Data entries
◇ ◇ ◇ ◇
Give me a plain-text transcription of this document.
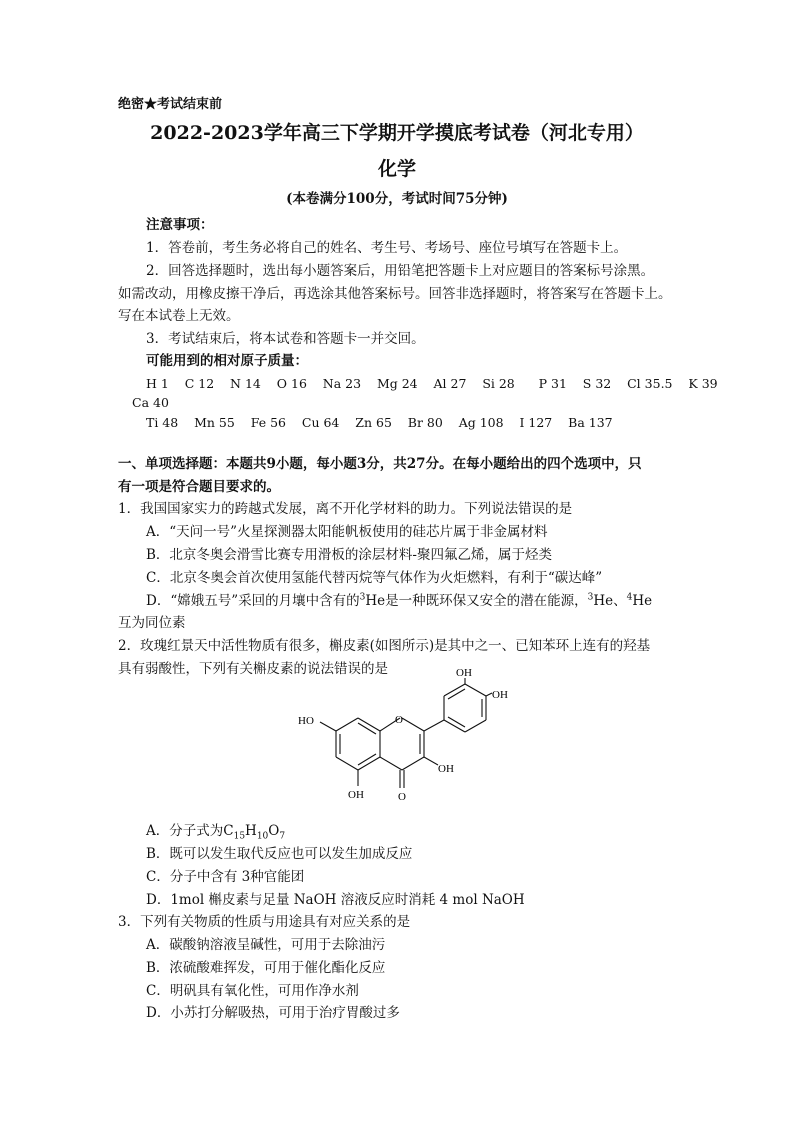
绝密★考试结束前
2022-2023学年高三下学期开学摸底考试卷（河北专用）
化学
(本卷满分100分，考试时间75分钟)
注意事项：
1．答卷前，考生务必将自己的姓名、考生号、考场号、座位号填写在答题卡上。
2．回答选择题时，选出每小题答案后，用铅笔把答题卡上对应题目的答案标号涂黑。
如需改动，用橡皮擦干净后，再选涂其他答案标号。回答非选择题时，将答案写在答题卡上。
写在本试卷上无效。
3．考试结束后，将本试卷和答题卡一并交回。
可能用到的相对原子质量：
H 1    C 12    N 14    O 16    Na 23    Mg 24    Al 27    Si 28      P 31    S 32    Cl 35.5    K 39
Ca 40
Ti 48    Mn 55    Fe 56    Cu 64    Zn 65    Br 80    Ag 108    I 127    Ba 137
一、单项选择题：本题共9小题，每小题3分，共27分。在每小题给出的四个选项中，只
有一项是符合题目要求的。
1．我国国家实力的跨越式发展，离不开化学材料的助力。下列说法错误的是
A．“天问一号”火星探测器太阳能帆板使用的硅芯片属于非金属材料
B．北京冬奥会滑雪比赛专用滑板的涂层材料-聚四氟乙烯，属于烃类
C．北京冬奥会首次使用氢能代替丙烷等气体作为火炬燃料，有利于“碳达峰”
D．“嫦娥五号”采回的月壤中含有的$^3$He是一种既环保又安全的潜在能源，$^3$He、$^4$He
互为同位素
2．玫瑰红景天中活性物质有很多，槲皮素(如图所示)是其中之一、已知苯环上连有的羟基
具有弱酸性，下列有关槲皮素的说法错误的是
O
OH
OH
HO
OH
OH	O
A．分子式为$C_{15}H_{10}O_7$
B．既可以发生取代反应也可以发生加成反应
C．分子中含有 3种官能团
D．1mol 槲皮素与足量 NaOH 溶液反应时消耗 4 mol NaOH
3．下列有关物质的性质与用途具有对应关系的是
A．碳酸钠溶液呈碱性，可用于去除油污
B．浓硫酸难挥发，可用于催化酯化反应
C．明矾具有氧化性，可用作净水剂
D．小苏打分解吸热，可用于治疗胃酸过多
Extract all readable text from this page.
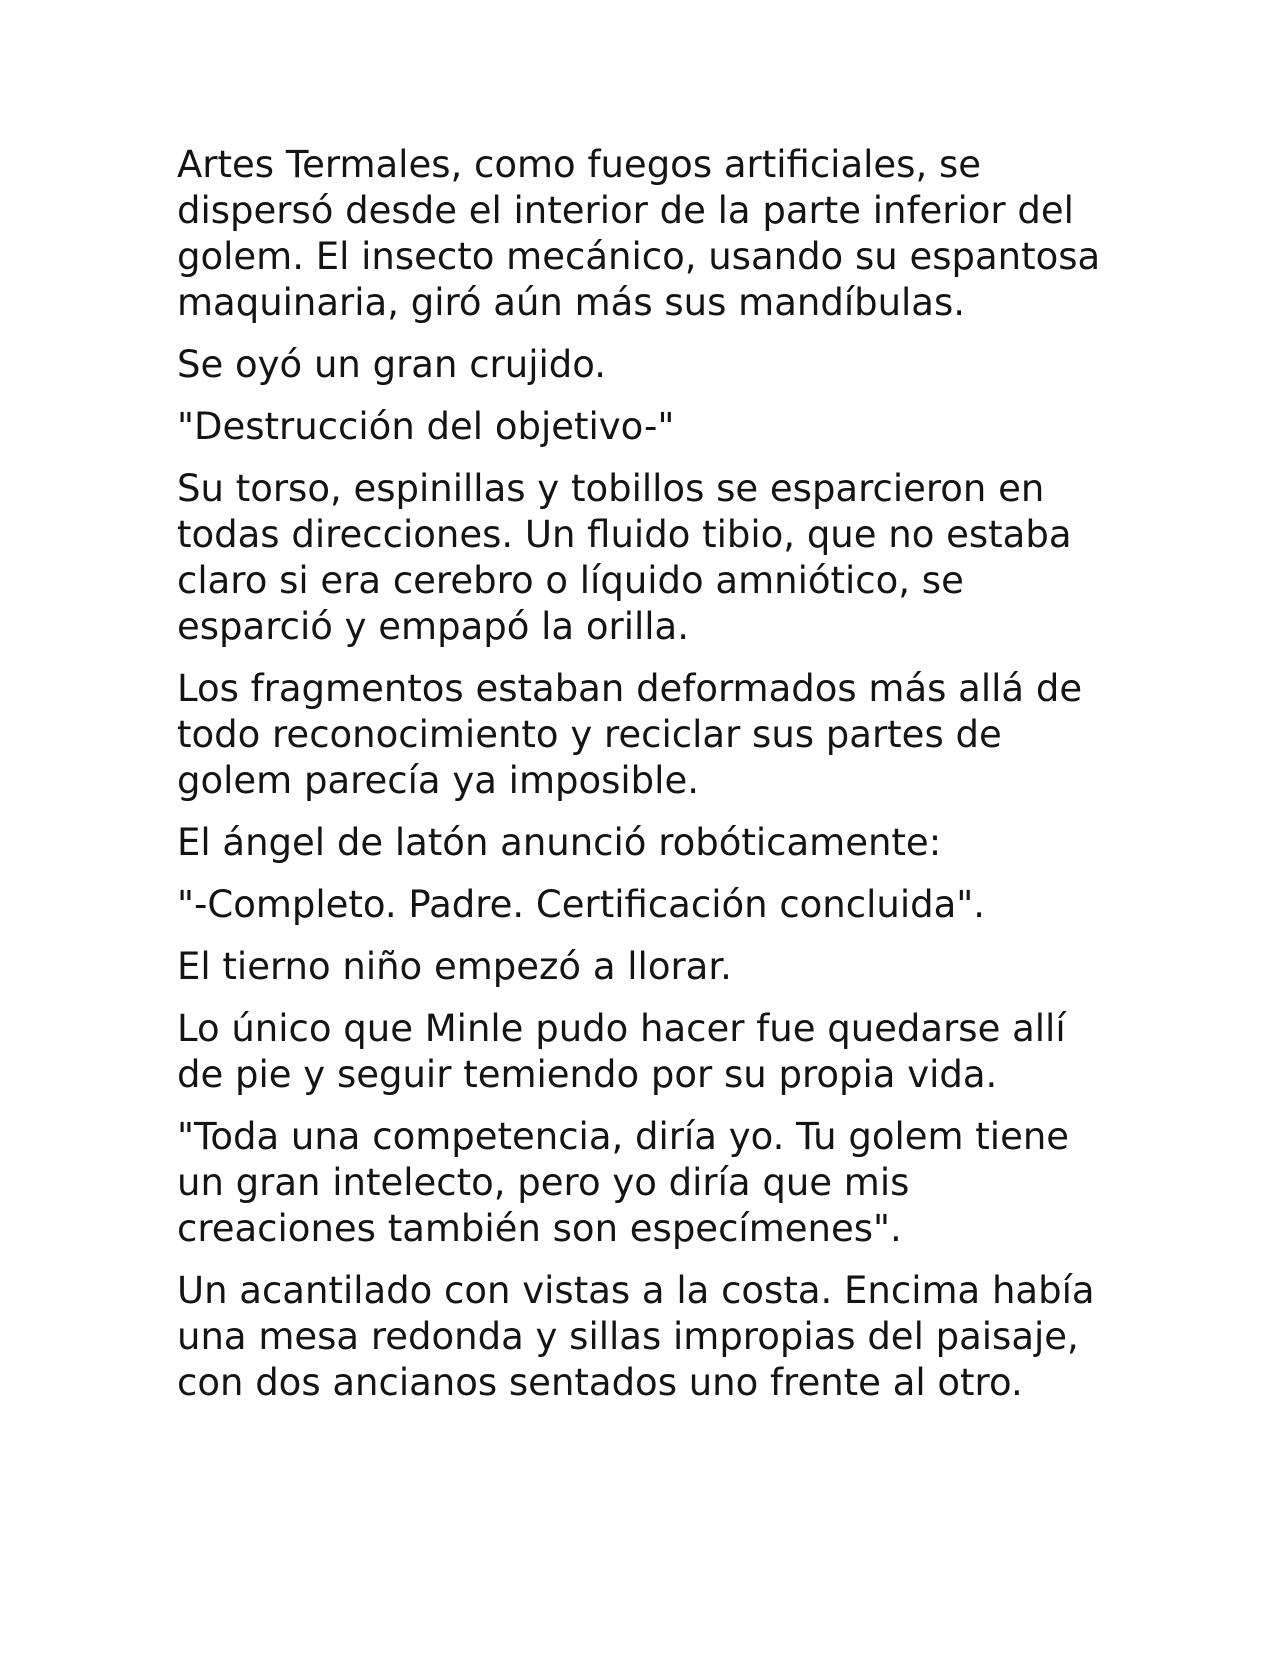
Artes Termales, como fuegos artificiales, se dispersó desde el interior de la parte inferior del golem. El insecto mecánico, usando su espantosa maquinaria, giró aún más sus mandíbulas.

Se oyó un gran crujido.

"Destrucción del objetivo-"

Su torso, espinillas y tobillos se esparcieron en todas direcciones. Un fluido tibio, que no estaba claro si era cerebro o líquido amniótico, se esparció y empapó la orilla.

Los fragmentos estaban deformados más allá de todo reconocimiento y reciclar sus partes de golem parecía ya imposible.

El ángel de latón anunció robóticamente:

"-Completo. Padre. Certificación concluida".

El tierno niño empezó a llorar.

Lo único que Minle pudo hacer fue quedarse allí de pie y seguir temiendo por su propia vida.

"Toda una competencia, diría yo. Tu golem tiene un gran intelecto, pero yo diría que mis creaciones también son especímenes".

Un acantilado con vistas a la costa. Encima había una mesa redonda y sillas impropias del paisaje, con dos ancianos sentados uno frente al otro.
◇ ◇ ◇ ◇
AIM OF THE TASK ::
Exactly how many lines contain "gran"? State the number and nothing else.

FULL ANSWER ::
2